A run of records
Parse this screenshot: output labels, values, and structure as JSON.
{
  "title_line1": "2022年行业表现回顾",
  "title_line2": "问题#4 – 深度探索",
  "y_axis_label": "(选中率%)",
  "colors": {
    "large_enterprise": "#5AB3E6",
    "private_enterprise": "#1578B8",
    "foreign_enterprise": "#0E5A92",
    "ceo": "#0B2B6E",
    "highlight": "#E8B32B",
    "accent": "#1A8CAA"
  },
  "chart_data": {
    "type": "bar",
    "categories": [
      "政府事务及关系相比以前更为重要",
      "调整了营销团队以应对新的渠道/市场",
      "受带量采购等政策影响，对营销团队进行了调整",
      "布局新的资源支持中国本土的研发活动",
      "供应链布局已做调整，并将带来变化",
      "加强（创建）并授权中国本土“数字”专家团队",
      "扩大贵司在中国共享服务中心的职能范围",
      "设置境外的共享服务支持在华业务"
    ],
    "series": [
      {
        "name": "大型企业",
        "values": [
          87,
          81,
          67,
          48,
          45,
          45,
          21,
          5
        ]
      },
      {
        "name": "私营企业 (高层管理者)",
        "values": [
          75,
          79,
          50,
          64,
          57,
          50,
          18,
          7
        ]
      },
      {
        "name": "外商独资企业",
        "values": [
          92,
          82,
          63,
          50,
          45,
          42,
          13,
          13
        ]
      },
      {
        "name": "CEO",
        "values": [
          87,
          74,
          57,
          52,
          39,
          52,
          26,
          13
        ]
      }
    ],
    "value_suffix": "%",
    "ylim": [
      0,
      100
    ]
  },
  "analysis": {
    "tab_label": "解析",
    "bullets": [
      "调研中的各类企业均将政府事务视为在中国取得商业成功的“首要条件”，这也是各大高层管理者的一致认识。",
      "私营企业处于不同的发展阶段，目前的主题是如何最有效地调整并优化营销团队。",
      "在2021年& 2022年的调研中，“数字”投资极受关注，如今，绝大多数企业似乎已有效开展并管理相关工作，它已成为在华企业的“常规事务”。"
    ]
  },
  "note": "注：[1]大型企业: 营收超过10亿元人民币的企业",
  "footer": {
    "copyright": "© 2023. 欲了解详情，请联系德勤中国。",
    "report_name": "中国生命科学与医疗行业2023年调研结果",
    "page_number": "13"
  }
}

Stated problem — Transcribe the material exactly as it reads.

Answer for the task —
Parse this screenshot: output labels, values, and structure as JSON.
{
  "title_line1": "2022年行业表现回顾",
  "title_line2": "问题#4 – 深度探索",
  "y_axis_label": "(选中率%)",
  "colors": {
    "large_enterprise": "#5AB3E6",
    "private_enterprise": "#1578B8",
    "foreign_enterprise": "#0E5A92",
    "ceo": "#0B2B6E",
    "highlight": "#E8B32B",
    "accent": "#1A8CAA"
  },
  "chart_data": {
    "type": "bar",
    "categories": [
      "政府事务及关系相比以前更为重要",
      "调整了营销团队以应对新的渠道/市场",
      "受带量采购等政策影响，对营销团队进行了调整",
      "布局新的资源支持中国本土的研发活动",
      "供应链布局已做调整，并将带来变化",
      "加强（创建）并授权中国本土“数字”专家团队",
      "扩大贵司在中国共享服务中心的职能范围",
      "设置境外的共享服务支持在华业务"
    ],
    "series": [
      {
        "name": "大型企业",
        "values": [
          87,
          81,
          67,
          48,
          45,
          45,
          21,
          5
        ]
      },
      {
        "name": "私营企业 (高层管理者)",
        "values": [
          75,
          79,
          50,
          64,
          57,
          50,
          18,
          7
        ]
      },
      {
        "name": "外商独资企业",
        "values": [
          92,
          82,
          63,
          50,
          45,
          42,
          13,
          13
        ]
      },
      {
        "name": "CEO",
        "values": [
          87,
          74,
          57,
          52,
          39,
          52,
          26,
          13
        ]
      }
    ],
    "value_suffix": "%",
    "ylim": [
      0,
      100
    ]
  },
  "analysis": {
    "tab_label": "解析",
    "bullets": [
      "调研中的各类企业均将政府事务视为在中国取得商业成功的“首要条件”，这也是各大高层管理者的一致认识。",
      "私营企业处于不同的发展阶段，目前的主题是如何最有效地调整并优化营销团队。",
      "在2021年& 2022年的调研中，“数字”投资极受关注，如今，绝大多数企业似乎已有效开展并管理相关工作，它已成为在华企业的“常规事务”。"
    ]
  },
  "note": "注：[1]大型企业: 营收超过10亿元人民币的企业",
  "footer": {
    "copyright": "© 2023. 欲了解详情，请联系德勤中国。",
    "report_name": "中国生命科学与医疗行业2023年调研结果",
    "page_number": "13"
  }
}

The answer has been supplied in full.